- **TEXT SEGMENT**
—————

IT barely registers as a footnote in the annals of Irish music history but it’s a story that has its roots firmly in West Belfast and is set to be replayed to audiences in Belfast, Liverpool, London and Glasgow this autumn.
After his band St Vitus Dance went on extended hiatus at the tail end of the 1980s, singer-songwriter Noel Burke from the Glen Road was recruited by the remaining members of legendary English band Echo & the Bunnymen to replace lead singer Ian McCulloch who had left to pursue a solo career.
And although the Liverpool four-piece were one of the most influential post-punk British bands of their generation with hits including Killing Moon, Never Stop and The Cutter, as well as the classic album Ocean Rain, Noel’s association with the Bunnymen has been much overlooked and is one of the lesser-known stories from the Irish music scene of that period.
The Gransha man spent three years fronting Echo & the Bunnymen, touring Europe and America and releasing the album Reverberation as well as several singles before the line-up was dissolved in 1992. Although unfairly dismissed by UK critics at the time, the Geoff Emerick produced album did well in America and has gone on to quietly achieve cult status among Bunnymen fans as a psychedelia tinged classic, selling 60,000 copies in the States alone.
For those who have never had the opportunity to see the album performed live that’s all about to change. In the autumn Noel Burke, along with the reformed St Vitus Dance, are set to perform Reverberation when they embark on a tour taking in Belfast, Liverpool, Glasgow and London where they will play the album live, 35 years after it was first released.
Noel Burke, with Pete Hesketh on drums, performing last year at the Liverpool Philharmonic Music Rooms
But to really tell this remarkable story we have to go back even further, back to the summer of 1981 and the music room in St Mary’s Grammar School on the Glen Road when St Vitus Dance were formed.
“I had just left a band called Positive Action where I played bass. They booted me out because I was rubbish," laughs Noel. "They eventually broke up and Pete Hesketh who was the drummer with Positive Action said to me, why don’t you sing instead of playing the bass. So, there was me and him and another guy called Paul Burke and we decided we’d get a band together. We got a keyboard player, Hadyn Boyle, who is still with us.

—————

- **DATA EXCERPTS**
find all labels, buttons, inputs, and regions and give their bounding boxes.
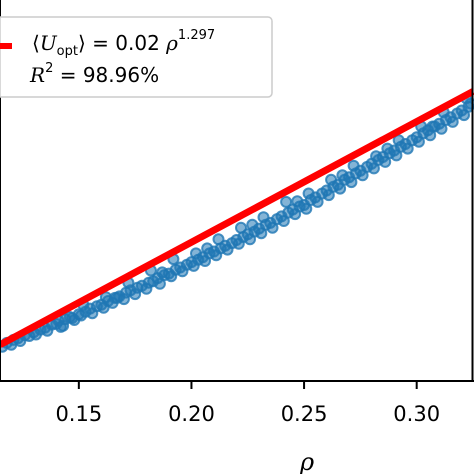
legend-box [0,16,273,98]
x-tick-label: 0.25 [281,402,328,426]
legend-fit-exp: 1.297 [178,28,215,43]
data-point [66,312,79,325]
scatter-points [0,92,474,353]
x-axis-label: ρ [299,448,314,474]
legend: ⟨Uopt⟩ = 0.02 ρ1.297 R2 = 98.96% [0,16,273,98]
data-point [190,247,202,260]
legend-r2-R: R [29,63,45,87]
legend-r2-sup: 2 [45,61,53,76]
data-point [381,142,394,155]
legend-fit-entry: ⟨Uopt⟩ = 0.02 ρ1.297 [32,28,215,59]
data-point [291,195,304,208]
legend-fit-eq: ⟩ = 0.02 [78,31,166,55]
data-point [280,195,293,208]
legend-r2-entry: R2 = 98.96% [29,61,159,87]
data-point [235,221,247,234]
data-point [54,320,67,333]
x-tick-label: 0.30 [393,402,440,426]
x-ticks: 0.15 0.20 0.25 0.30 [55,381,440,426]
x-tick-label: 0.15 [55,402,102,426]
data-point [257,211,270,224]
data-point [212,233,225,246]
data-point [201,242,214,255]
legend-fit-prefix: ⟨ [32,31,40,55]
data-point [111,291,124,304]
legend-r2-eq: = 98.96% [53,63,159,87]
data-point [325,173,338,186]
data-point [156,266,169,279]
data-point [347,159,360,172]
legend-fit-sub: opt [57,44,78,59]
legend-fit-U: U [40,31,58,55]
data-point [336,169,349,182]
data-point [370,150,383,163]
data-point [99,291,112,304]
legend-fit-rho: ρ [165,31,178,55]
data-point [246,218,259,231]
x-tick-label: 0.20 [168,402,215,426]
fit-line [0,88,474,348]
data-point [426,120,439,133]
data-point [392,134,405,147]
data-point [302,187,315,200]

—————

- **EXERCISES**
a - Transcribe the passage of the Noel Burke article that opens with the words containing "IT barely registers" and closes with "a solo career.".
b - According to the Noel Burke article, how many copies did the album Reverberation sell in the States?

- **FULL SOLUTIONS**
a -
IT barely registers as a footnote in the annals of Irish music history but it’s a story that has its roots firmly in West Belfast and is set to be replayed to audiences in Belfast, Liverpool, London and Glasgow this autumn.
After his band St Vitus Dance went on extended hiatus at the tail end of the 1980s, singer-songwriter Noel Burke from the Glen Road was recruited by the remaining members of legendary English band Echo & the Bunnymen to replace lead singer Ian McCulloch who had left to pursue a solo career.

b - 60,000 copies.